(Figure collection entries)
* Begin *
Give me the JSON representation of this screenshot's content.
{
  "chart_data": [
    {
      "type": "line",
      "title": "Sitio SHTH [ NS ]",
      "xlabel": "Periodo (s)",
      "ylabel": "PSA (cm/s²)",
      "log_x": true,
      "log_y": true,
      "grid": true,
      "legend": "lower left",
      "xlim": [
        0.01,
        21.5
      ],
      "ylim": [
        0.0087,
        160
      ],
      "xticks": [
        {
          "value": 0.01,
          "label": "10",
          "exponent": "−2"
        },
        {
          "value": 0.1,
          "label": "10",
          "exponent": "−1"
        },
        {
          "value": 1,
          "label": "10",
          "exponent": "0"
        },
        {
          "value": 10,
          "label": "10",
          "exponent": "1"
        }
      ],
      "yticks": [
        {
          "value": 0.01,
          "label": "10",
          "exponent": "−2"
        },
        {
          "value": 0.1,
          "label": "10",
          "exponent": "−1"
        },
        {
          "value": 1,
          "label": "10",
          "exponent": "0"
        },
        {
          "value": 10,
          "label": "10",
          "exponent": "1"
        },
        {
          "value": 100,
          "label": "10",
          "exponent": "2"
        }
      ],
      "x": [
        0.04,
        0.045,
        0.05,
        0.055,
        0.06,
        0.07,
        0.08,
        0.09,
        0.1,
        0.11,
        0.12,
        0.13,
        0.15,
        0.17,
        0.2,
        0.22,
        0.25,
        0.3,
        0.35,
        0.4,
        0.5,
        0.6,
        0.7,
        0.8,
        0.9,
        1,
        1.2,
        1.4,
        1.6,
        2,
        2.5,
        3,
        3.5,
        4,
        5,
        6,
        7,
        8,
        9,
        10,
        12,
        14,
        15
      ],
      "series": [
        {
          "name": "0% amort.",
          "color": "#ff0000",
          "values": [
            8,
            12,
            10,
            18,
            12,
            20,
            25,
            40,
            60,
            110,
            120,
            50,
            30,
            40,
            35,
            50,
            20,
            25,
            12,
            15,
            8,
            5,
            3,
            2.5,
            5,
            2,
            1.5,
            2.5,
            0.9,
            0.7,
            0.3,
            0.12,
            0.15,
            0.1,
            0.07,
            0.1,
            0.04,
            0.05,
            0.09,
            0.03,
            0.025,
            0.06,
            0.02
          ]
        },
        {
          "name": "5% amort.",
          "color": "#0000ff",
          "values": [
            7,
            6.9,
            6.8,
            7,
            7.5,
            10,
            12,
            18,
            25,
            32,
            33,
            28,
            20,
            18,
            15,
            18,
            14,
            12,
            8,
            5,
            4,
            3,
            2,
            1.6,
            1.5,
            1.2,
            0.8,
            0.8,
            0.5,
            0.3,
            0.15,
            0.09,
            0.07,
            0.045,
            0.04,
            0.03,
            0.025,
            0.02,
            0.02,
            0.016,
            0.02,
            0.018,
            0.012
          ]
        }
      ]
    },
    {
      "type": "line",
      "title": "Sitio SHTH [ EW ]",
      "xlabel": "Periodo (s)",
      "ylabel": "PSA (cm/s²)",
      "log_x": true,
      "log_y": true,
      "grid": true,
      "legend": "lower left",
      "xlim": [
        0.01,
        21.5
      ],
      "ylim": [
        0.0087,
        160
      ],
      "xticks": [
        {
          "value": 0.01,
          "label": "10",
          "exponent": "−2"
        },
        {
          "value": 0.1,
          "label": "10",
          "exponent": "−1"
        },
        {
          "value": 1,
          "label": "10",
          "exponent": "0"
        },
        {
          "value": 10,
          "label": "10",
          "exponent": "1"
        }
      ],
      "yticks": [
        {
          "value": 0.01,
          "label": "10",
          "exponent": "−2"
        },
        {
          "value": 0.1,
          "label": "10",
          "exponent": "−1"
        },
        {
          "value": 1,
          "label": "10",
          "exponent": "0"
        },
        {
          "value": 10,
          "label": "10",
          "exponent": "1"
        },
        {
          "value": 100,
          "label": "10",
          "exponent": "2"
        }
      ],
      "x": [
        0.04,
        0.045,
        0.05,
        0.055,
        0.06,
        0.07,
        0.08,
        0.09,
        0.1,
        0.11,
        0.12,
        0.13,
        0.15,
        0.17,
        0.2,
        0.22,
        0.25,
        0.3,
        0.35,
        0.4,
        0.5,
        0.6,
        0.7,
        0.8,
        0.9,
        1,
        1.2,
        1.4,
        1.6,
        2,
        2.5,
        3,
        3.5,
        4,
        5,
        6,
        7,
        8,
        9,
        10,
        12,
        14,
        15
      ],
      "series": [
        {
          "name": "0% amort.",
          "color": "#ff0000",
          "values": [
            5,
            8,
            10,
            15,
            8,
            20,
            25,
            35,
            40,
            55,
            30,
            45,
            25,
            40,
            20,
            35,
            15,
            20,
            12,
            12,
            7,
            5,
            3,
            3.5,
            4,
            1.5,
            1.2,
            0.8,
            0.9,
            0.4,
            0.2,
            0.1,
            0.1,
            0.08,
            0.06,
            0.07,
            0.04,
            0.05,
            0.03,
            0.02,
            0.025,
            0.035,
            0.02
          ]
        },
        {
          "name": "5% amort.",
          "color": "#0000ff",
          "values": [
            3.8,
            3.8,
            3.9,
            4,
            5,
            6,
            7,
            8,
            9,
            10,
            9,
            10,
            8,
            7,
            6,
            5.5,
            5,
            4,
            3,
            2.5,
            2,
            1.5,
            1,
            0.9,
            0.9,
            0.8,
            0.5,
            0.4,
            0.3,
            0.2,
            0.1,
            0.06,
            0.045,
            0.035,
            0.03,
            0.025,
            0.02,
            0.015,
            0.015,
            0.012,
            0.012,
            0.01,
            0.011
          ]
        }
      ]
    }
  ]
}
* End *
* Begin *
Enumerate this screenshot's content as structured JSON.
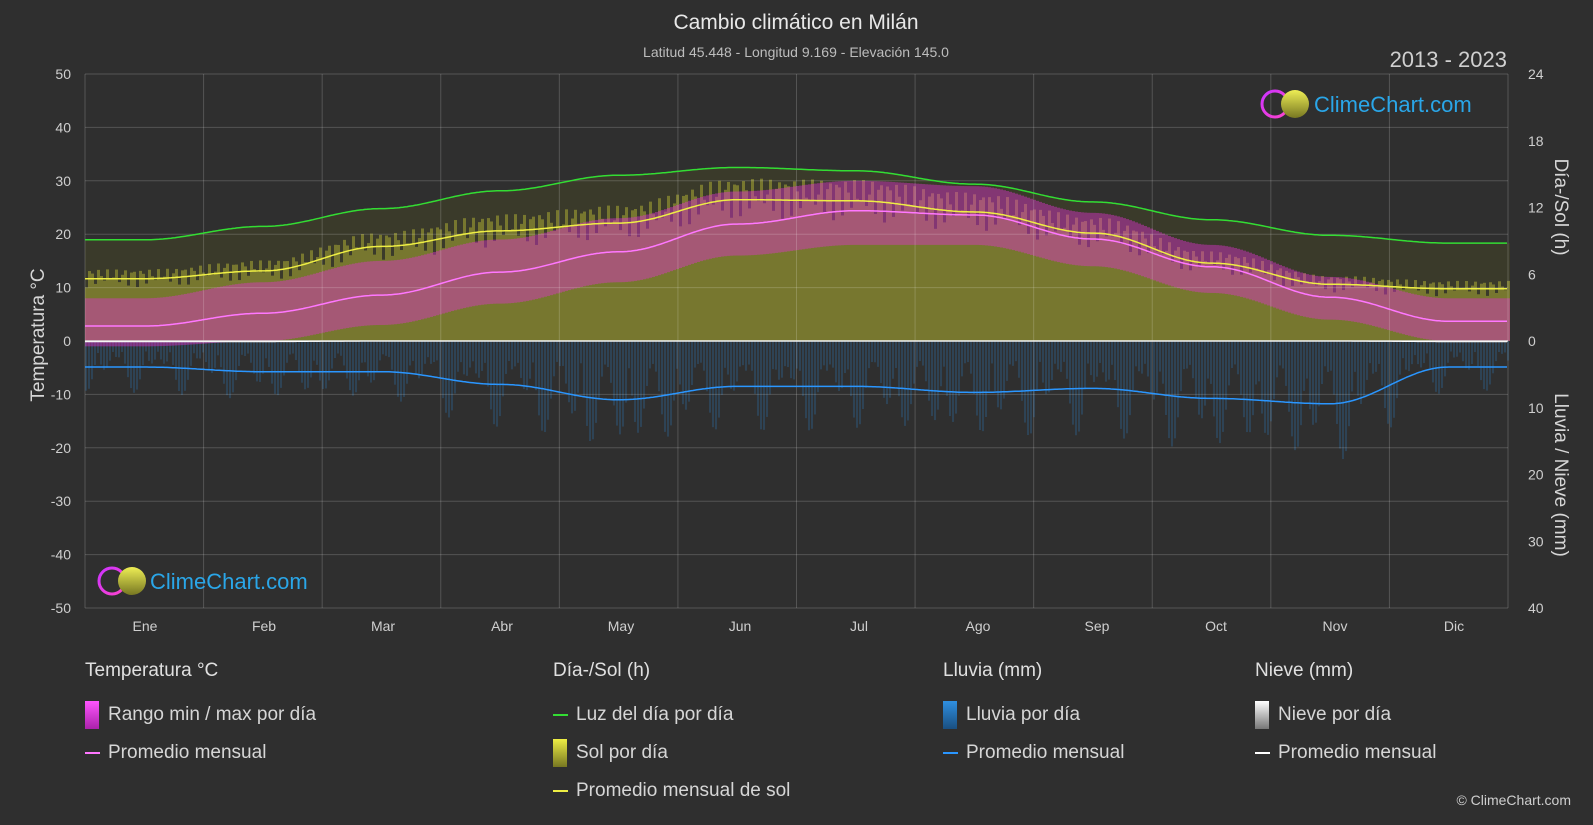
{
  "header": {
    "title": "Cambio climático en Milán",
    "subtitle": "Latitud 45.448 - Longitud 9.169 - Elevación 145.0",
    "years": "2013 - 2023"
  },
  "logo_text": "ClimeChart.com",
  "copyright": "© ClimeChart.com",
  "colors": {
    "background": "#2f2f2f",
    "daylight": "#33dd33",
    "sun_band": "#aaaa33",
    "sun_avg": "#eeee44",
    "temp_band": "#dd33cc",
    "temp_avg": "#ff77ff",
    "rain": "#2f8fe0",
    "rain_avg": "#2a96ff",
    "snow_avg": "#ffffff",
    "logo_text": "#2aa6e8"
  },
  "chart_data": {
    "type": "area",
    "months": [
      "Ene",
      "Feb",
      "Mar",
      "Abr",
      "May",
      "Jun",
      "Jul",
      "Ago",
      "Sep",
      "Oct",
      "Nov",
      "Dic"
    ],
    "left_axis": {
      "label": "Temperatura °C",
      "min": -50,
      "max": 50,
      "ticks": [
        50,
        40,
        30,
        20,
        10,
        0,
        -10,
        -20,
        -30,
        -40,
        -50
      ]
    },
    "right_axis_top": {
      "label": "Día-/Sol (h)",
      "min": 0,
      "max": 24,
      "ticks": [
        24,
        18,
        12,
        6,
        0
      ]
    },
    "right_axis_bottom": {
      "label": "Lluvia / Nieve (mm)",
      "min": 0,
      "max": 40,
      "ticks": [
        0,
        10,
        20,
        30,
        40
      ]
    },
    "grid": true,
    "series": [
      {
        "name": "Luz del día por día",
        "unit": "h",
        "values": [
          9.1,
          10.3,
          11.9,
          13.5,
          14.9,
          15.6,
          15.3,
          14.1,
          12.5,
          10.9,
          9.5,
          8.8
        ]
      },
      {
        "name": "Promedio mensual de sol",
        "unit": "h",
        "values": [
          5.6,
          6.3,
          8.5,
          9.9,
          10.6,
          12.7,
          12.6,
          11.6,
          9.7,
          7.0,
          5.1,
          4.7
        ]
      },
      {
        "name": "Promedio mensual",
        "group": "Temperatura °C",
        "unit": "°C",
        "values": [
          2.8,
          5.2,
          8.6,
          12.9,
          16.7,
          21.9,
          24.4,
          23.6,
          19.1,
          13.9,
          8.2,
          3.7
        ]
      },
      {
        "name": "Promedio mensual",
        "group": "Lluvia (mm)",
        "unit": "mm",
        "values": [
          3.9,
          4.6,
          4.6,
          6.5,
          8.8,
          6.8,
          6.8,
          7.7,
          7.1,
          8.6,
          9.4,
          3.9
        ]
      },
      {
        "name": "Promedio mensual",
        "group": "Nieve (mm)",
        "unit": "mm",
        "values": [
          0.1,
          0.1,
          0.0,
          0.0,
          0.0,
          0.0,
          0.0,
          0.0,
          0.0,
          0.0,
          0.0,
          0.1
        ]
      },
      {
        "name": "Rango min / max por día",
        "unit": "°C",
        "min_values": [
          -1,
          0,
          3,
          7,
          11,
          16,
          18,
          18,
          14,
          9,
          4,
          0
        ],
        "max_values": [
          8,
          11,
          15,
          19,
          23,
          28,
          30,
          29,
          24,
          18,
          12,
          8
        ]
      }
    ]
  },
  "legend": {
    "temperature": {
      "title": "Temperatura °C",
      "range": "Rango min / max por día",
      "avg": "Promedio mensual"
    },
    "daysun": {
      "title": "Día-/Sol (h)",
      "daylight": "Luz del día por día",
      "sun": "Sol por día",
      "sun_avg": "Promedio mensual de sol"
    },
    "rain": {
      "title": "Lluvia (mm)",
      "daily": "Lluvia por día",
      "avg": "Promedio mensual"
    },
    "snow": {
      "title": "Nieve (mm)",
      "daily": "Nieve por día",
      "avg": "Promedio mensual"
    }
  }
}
* End *
▸ **WRITTEN PROBLEM**:
Select, from the listing, all lines that include the word "daily".

▸ **WRITTEN RESPONSE**:
      "daily": "Lluvia por día",
      "daily": "Nieve por día",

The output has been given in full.